* START MATERIAL *

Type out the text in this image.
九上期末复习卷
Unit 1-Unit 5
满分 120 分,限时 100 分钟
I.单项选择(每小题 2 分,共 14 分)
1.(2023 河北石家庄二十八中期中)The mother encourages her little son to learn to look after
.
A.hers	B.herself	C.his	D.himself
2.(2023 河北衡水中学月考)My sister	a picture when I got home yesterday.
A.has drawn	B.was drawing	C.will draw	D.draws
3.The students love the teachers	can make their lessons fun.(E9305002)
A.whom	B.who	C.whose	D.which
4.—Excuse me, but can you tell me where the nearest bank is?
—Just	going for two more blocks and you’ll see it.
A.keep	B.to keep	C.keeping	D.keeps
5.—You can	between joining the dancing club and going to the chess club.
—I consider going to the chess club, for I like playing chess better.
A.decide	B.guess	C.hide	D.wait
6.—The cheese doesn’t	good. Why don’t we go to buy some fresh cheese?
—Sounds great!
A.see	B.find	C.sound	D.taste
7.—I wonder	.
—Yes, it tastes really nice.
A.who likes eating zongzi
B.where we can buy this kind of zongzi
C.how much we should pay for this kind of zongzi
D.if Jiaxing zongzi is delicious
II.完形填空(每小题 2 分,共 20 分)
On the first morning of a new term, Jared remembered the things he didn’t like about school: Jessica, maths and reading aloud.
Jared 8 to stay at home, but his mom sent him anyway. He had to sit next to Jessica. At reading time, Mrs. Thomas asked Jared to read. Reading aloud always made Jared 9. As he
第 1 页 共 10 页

* END MATERIAL *

• EXERCISE
Collect each line above holding the string "Jessica".

• WRITTEN ANSWER
On the first morning of a new term, Jared remembered the things he didn’t like about school: Jessica, maths and reading aloud.
Jared 8 to stay at home, but his mom sent him anyway. He had to sit next to Jessica. At reading time, Mrs. Thomas asked Jared to read. Reading aloud always made Jared 9. As he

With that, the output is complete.